[Begin Supplied records]

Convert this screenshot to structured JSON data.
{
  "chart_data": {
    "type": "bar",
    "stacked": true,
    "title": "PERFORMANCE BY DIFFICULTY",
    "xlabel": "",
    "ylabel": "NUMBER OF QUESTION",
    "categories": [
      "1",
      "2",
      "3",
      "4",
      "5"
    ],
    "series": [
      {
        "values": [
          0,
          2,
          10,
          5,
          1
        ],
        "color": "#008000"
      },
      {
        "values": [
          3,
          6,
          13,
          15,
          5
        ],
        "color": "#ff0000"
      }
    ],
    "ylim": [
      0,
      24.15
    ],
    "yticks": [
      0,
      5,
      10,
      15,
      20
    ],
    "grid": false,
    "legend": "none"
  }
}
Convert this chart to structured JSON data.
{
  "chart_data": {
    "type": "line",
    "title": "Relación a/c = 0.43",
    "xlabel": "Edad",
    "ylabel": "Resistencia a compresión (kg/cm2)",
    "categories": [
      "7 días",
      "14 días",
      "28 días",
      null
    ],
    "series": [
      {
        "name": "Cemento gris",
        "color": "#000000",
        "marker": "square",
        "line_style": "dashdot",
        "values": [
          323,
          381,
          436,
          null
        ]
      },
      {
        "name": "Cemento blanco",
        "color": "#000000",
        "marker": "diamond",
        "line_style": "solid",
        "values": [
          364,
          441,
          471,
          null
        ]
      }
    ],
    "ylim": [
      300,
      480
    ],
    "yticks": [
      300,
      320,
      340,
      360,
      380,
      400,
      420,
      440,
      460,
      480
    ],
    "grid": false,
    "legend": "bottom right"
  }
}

[End Supplied records]

■ **What is expected**
Retype the listing. Match it exactly.

■ **Task result**
Convert this screenshot to structured JSON data.
{
  "chart_data": {
    "type": "bar",
    "stacked": true,
    "title": "PERFORMANCE BY DIFFICULTY",
    "xlabel": "",
    "ylabel": "NUMBER OF QUESTION",
    "categories": [
      "1",
      "2",
      "3",
      "4",
      "5"
    ],
    "series": [
      {
        "values": [
          0,
          2,
          10,
          5,
          1
        ],
        "color": "#008000"
      },
      {
        "values": [
          3,
          6,
          13,
          15,
          5
        ],
        "color": "#ff0000"
      }
    ],
    "ylim": [
      0,
      24.15
    ],
    "yticks": [
      0,
      5,
      10,
      15,
      20
    ],
    "grid": false,
    "legend": "none"
  }
}
Convert this chart to structured JSON data.
{
  "chart_data": {
    "type": "line",
    "title": "Relación a/c = 0.43",
    "xlabel": "Edad",
    "ylabel": "Resistencia a compresión (kg/cm2)",
    "categories": [
      "7 días",
      "14 días",
      "28 días",
      null
    ],
    "series": [
      {
        "name": "Cemento gris",
        "color": "#000000",
        "marker": "square",
        "line_style": "dashdot",
        "values": [
          323,
          381,
          436,
          null
        ]
      },
      {
        "name": "Cemento blanco",
        "color": "#000000",
        "marker": "diamond",
        "line_style": "solid",
        "values": [
          364,
          441,
          471,
          null
        ]
      }
    ],
    "ylim": [
      300,
      480
    ],
    "yticks": [
      300,
      320,
      340,
      360,
      380,
      400,
      420,
      440,
      460,
      480
    ],
    "grid": false,
    "legend": "bottom right"
  }
}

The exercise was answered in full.